● **TASK**
Take every line from the listing below that includes "potential" and copy it.

● **DATA ENTRIES**

================

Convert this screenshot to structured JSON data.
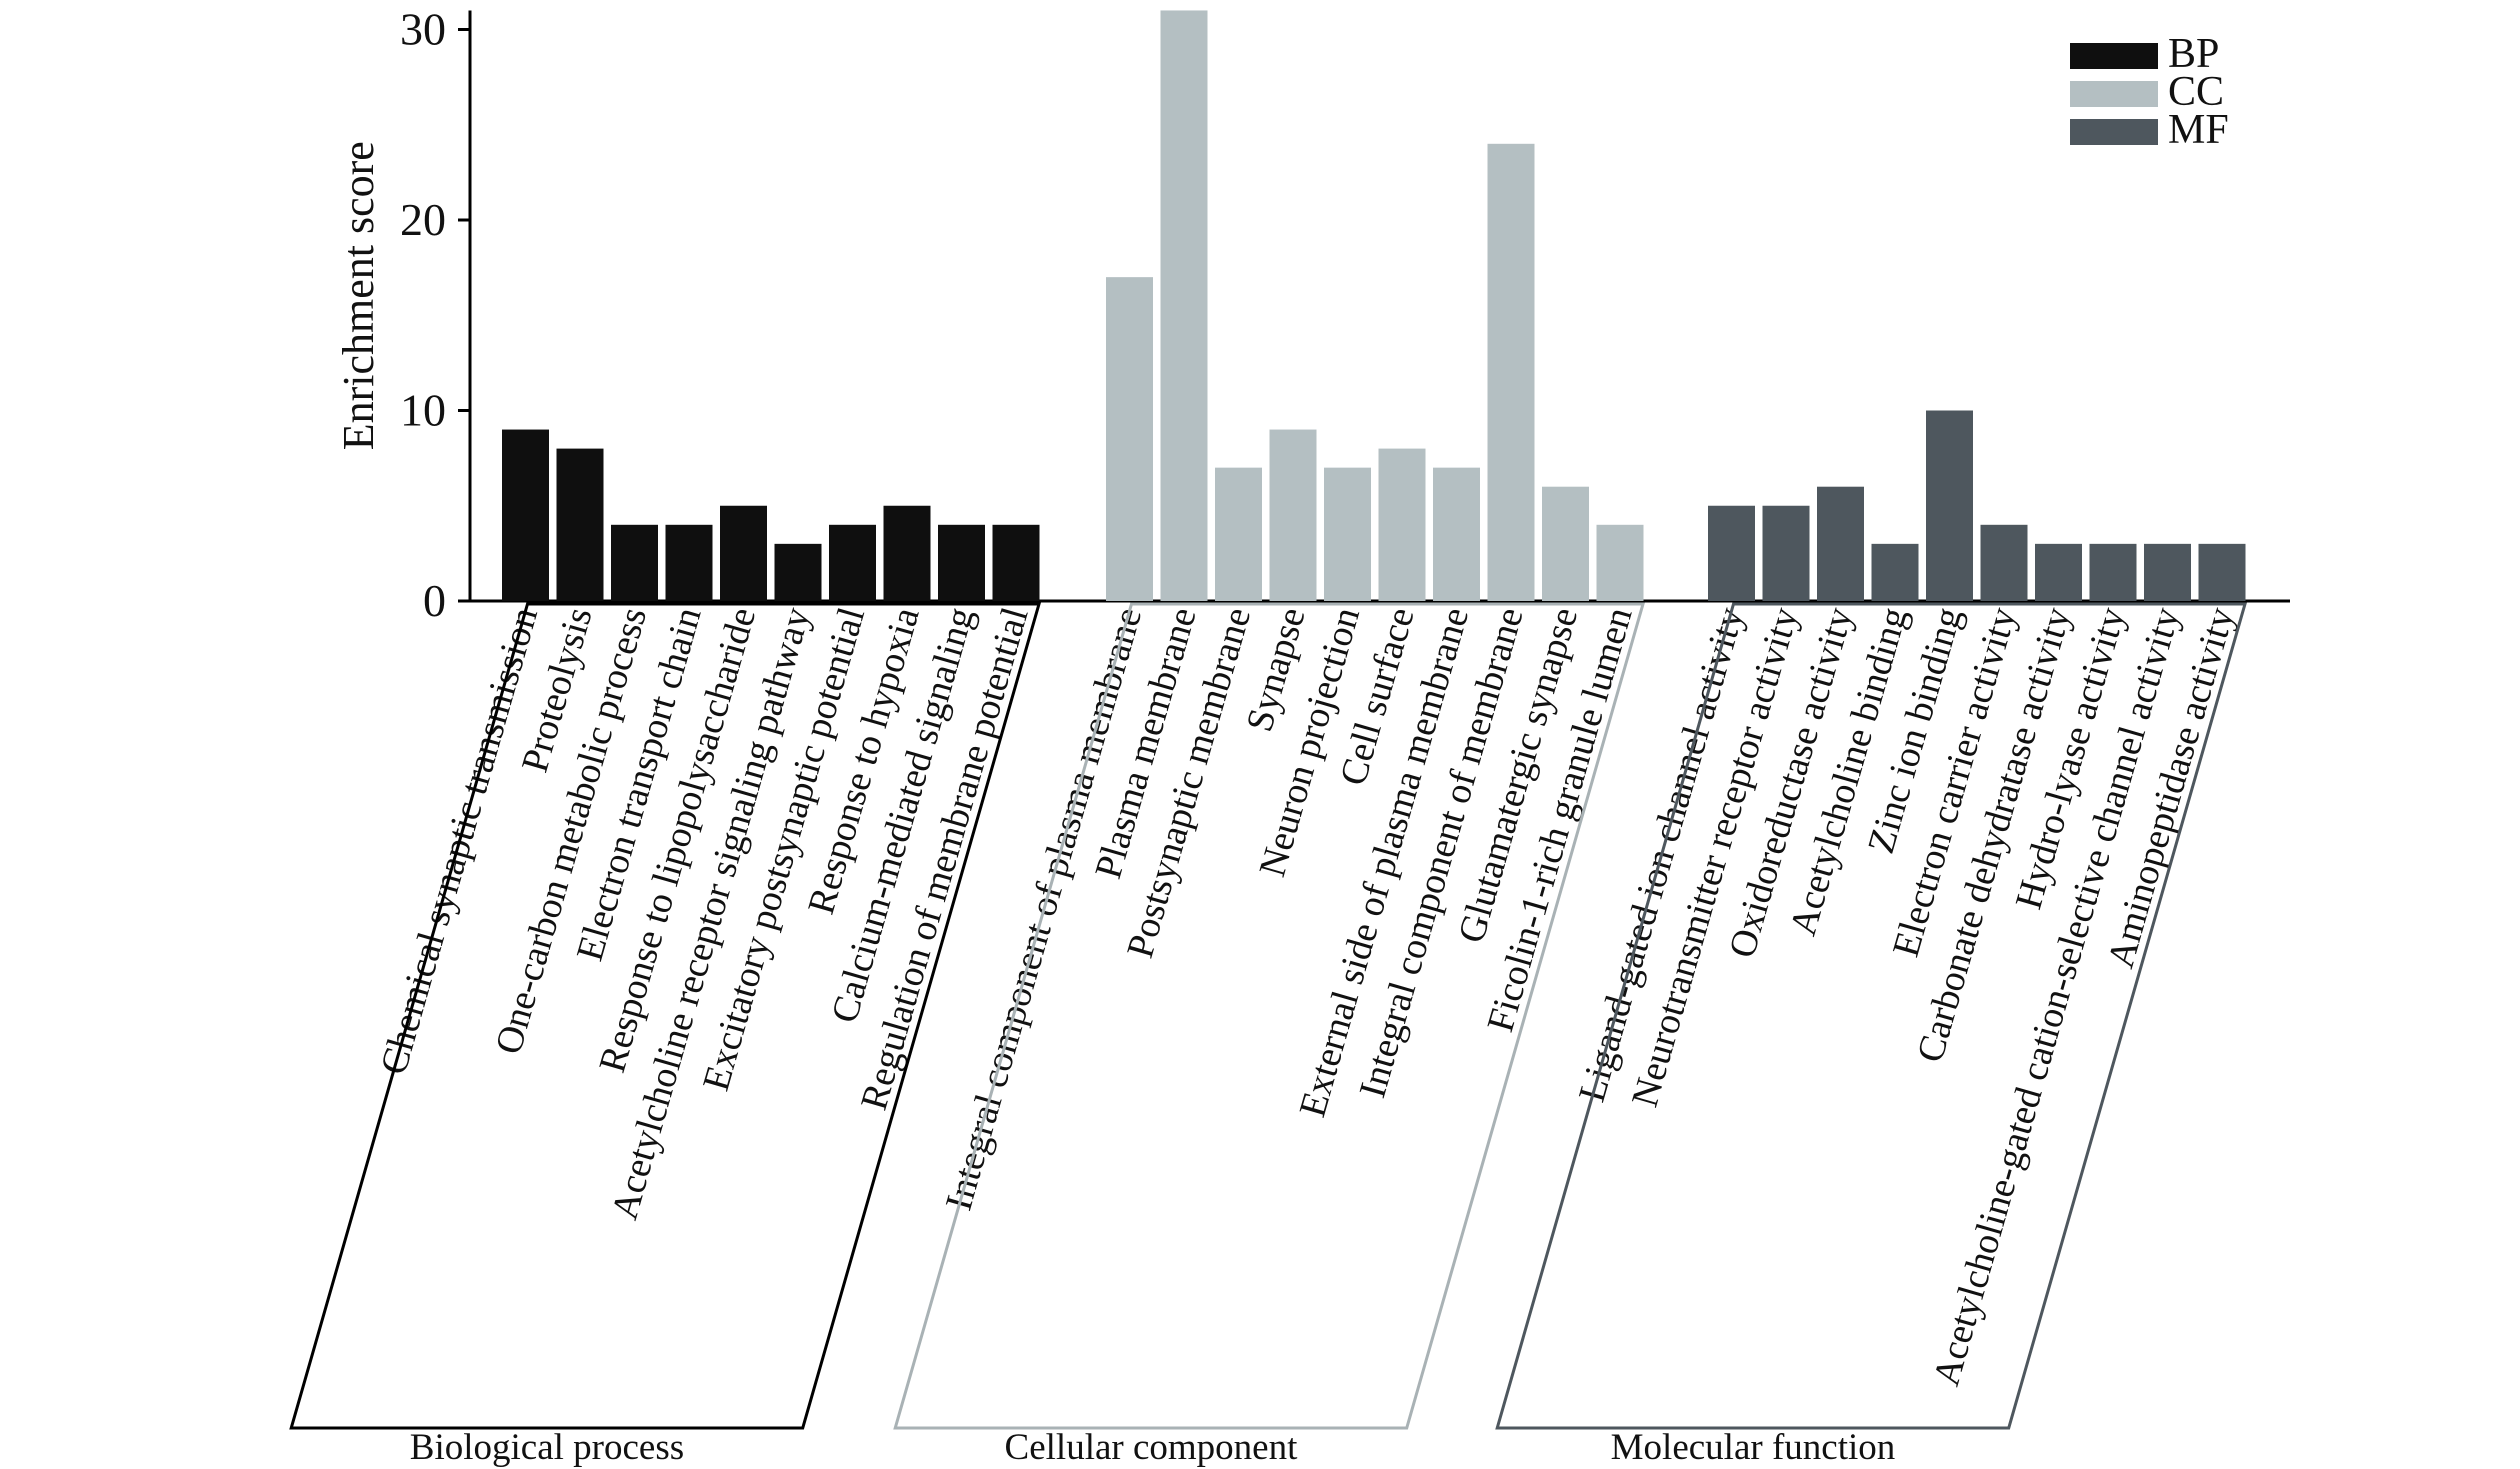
{
  "chart_data": {
    "type": "bar",
    "ylabel": "Enrichment score",
    "ylim": [
      0,
      31
    ],
    "yticks": [
      0,
      10,
      20,
      30
    ],
    "grid": false,
    "legend_position": "top-right",
    "legend": [
      {
        "name": "BP",
        "color": "#0f0f0f"
      },
      {
        "name": "CC",
        "color": "#b4bfc2"
      },
      {
        "name": "MF",
        "color": "#4e575e"
      }
    ],
    "groups": [
      {
        "key": "BP",
        "label": "Biological process",
        "color": "#0f0f0f",
        "frame_color": "#000000",
        "categories": [
          "Chemical synaptic transmission",
          "Proteolysis",
          "One-carbon metabolic process",
          "Electron transport chain",
          "Response to lipopolysaccharide",
          "Acetylcholine receptor signaling pathway",
          "Excitatory postsynaptic potential",
          "Response to hypoxia",
          "Calcium-mediated signaling",
          "Regulation of membrane potential"
        ],
        "values": [
          9,
          8,
          4,
          4,
          5,
          3,
          4,
          5,
          4,
          4
        ]
      },
      {
        "key": "CC",
        "label": "Cellular component",
        "color": "#b4bfc2",
        "frame_color": "#a9b2b5",
        "categories": [
          "Integral component of plasma membrane",
          "Plasma membrane",
          "Postsynaptic membrane",
          "Synapse",
          "Neuron projection",
          "Cell surface",
          "External side of plasma membrane",
          "Integral component of membrane",
          "Glutamatergic synapse",
          "Ficolin-1-rich granule lumen"
        ],
        "values": [
          17,
          31,
          7,
          9,
          7,
          8,
          7,
          24,
          6,
          4
        ]
      },
      {
        "key": "MF",
        "label": "Molecular function",
        "color": "#4e575e",
        "frame_color": "#4e575e",
        "categories": [
          "Ligand-gated ion channel activity",
          "Neurotransmitter receptor activity",
          "Oxidoreductase activity",
          "Acetylcholine binding",
          "Zinc ion binding",
          "Electron carrier activity",
          "Carbonate dehydratase activity",
          "Hydro-lyase activity",
          "Acetylcholine-gated cation-selective channel activity",
          "Aminopeptidase activity"
        ],
        "values": [
          5,
          5,
          6,
          3,
          10,
          4,
          3,
          3,
          3,
          3
        ]
      }
    ]
  }
}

================

● **RESULT FOR THIS EXERCISE**
          "Excitatory postsynaptic potential",
          "Regulation of membrane potential"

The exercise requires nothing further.